EXERCISE REQUIREMENTS:
Scan the data, and whenever a line contains "vitamin", copy it.

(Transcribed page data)
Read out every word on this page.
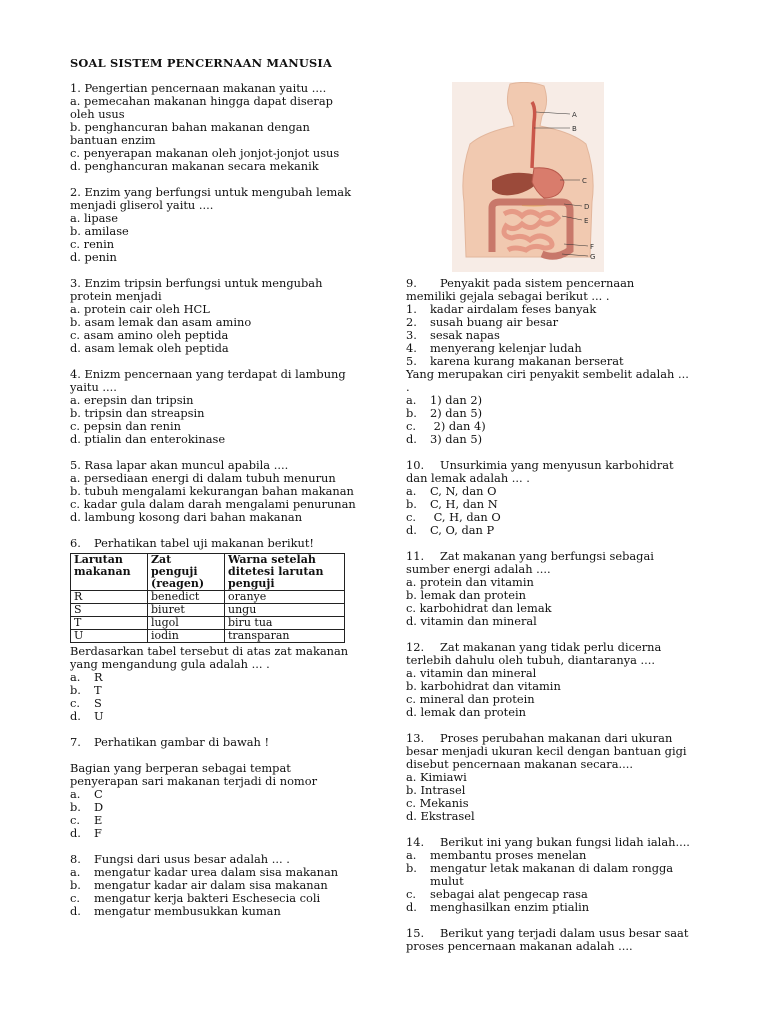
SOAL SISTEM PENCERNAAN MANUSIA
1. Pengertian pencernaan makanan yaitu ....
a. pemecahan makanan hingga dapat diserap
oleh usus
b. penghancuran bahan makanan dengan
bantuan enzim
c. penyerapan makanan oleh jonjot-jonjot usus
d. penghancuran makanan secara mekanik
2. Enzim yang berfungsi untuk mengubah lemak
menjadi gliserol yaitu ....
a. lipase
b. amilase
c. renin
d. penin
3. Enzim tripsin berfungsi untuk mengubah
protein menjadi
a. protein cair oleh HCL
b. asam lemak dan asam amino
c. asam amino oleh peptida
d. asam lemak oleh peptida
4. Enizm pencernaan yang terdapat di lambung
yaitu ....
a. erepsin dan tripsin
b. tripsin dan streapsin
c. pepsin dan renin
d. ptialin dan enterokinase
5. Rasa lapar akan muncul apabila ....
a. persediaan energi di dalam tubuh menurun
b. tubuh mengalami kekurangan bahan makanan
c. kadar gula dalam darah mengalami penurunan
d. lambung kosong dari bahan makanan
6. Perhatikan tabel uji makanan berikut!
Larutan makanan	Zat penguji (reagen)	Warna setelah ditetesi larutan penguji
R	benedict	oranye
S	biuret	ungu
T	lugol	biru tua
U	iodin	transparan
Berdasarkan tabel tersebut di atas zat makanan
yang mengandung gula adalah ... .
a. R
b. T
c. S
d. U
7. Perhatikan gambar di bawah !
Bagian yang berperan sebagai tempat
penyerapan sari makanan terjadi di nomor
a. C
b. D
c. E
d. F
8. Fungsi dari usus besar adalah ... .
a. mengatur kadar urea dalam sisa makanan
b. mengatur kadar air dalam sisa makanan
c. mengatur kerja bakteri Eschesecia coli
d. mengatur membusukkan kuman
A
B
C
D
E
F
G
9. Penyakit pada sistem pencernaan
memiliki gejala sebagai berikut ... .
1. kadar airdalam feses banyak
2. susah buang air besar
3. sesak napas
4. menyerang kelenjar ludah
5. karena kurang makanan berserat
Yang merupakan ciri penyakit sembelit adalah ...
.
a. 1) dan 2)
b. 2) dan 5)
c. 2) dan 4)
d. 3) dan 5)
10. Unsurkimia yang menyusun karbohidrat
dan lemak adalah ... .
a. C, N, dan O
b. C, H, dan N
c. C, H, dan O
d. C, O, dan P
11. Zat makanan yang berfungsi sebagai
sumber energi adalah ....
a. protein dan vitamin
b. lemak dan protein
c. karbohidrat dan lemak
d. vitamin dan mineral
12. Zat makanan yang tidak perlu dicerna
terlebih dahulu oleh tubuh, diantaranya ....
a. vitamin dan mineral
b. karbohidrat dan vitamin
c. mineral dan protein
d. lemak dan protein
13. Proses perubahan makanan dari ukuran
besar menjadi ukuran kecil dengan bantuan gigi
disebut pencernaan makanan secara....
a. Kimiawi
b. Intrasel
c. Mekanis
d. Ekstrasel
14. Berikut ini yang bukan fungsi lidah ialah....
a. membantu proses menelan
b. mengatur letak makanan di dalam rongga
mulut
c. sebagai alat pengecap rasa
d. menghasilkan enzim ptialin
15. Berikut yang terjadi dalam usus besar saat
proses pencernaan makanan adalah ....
* * *
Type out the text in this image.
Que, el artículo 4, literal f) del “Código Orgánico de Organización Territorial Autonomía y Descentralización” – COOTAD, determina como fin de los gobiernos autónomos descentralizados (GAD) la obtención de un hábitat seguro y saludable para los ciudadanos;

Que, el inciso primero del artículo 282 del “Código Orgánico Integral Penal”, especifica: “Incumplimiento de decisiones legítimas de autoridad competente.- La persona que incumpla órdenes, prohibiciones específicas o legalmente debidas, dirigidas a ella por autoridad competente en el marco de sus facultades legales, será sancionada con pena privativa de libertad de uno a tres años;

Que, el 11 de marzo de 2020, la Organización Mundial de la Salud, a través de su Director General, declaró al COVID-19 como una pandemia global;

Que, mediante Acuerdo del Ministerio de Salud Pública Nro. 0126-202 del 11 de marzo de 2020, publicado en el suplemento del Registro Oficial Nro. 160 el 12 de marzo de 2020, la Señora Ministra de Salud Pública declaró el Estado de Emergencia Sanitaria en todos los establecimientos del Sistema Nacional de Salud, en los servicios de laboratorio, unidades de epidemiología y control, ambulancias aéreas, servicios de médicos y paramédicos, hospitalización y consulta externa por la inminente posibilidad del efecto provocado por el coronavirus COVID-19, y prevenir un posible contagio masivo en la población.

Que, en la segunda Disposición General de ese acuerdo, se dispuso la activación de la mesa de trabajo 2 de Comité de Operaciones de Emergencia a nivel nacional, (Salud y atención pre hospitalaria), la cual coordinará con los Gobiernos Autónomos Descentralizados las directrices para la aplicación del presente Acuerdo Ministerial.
--
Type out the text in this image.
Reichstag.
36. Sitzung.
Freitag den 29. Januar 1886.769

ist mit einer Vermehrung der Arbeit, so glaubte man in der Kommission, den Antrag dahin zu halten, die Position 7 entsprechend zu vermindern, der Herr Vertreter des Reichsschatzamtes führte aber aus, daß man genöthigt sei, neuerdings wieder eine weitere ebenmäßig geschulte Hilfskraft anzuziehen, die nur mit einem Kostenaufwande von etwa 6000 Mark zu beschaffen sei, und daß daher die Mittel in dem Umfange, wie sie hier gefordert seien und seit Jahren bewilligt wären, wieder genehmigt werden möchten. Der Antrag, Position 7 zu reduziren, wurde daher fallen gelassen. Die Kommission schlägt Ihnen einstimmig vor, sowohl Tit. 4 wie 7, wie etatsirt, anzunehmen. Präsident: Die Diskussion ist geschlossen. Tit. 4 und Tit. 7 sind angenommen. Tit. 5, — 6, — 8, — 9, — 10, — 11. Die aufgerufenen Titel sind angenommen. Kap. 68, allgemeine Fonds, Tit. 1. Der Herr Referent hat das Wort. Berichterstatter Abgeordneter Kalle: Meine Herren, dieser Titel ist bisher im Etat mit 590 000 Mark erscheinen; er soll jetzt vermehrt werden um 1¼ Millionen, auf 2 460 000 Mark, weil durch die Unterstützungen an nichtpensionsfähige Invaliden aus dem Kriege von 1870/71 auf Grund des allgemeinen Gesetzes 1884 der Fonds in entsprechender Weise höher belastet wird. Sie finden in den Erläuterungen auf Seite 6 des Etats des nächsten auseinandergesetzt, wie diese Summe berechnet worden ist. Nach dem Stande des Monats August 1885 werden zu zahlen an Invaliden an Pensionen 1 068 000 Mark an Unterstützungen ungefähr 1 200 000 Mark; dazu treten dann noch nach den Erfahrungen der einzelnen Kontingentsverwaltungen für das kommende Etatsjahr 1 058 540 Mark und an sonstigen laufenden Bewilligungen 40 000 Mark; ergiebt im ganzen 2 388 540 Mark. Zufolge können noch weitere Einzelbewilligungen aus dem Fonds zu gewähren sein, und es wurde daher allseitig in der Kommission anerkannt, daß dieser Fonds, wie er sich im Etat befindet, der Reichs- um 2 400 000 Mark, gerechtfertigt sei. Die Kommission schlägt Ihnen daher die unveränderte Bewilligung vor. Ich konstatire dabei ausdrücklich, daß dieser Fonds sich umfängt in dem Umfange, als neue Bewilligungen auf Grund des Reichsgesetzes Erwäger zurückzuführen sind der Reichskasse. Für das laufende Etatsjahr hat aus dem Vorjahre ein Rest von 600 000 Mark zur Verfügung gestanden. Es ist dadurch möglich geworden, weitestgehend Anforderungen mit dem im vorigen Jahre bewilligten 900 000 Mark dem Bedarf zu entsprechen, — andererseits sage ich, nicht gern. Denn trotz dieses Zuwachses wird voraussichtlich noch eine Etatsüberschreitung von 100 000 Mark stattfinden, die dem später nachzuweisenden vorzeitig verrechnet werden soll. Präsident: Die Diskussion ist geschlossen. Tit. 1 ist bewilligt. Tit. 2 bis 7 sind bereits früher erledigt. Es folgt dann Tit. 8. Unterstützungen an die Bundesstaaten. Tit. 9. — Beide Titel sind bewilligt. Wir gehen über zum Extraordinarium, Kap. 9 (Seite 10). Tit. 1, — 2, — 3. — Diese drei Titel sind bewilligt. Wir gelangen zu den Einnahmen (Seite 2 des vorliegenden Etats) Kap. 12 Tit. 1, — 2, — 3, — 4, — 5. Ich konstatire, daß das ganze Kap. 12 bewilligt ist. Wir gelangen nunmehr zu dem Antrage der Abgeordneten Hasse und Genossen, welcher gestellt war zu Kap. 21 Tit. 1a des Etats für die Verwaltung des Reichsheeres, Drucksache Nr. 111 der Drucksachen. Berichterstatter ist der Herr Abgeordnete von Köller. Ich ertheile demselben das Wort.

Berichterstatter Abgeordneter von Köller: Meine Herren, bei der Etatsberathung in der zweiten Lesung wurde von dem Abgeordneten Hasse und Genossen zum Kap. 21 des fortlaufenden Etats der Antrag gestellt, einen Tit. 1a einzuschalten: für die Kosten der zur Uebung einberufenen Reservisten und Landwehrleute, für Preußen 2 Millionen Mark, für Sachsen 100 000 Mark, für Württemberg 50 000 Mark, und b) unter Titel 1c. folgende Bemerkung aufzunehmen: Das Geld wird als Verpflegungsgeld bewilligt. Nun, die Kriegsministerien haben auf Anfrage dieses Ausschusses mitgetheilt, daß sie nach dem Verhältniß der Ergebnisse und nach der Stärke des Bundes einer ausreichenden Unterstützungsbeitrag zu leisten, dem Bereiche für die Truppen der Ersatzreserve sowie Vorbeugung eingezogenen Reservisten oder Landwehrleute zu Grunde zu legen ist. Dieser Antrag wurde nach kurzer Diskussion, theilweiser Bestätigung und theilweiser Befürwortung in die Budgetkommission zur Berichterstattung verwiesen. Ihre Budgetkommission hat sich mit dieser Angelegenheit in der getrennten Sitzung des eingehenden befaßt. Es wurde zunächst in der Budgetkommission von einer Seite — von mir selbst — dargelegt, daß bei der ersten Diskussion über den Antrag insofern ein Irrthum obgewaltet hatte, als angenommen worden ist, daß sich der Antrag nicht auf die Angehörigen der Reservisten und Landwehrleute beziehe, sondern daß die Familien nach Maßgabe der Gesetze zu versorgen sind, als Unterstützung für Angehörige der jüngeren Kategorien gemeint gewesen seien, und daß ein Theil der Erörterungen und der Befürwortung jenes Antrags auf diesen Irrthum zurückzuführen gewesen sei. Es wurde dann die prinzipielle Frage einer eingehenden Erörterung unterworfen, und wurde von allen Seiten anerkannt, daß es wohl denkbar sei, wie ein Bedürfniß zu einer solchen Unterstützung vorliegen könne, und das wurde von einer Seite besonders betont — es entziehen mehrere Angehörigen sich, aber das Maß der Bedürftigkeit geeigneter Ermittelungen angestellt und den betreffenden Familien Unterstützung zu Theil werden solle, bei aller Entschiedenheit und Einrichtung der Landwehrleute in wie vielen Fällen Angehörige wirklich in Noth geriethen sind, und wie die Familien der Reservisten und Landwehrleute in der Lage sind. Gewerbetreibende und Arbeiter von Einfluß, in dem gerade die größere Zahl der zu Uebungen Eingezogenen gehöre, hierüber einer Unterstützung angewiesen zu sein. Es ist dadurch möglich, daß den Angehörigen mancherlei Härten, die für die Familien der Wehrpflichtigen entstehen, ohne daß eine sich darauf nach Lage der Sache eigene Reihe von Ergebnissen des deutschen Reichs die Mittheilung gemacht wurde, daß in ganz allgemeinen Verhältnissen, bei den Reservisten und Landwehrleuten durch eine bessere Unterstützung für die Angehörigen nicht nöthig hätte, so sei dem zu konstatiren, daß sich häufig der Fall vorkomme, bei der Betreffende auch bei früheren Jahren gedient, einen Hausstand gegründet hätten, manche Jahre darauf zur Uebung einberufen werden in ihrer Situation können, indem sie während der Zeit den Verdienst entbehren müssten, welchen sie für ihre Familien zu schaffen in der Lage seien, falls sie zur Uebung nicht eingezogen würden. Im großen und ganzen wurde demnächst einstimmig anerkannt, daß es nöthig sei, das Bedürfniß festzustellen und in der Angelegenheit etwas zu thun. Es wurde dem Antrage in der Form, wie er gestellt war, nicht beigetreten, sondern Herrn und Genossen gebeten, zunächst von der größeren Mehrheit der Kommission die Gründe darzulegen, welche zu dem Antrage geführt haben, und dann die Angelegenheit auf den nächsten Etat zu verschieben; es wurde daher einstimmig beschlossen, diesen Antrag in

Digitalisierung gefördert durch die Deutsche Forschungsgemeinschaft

TASK SOLUTION:
a. protein dan vitamin
d. vitamin dan mineral
a. vitamin dan mineral
b. karbohidrat dan vitamin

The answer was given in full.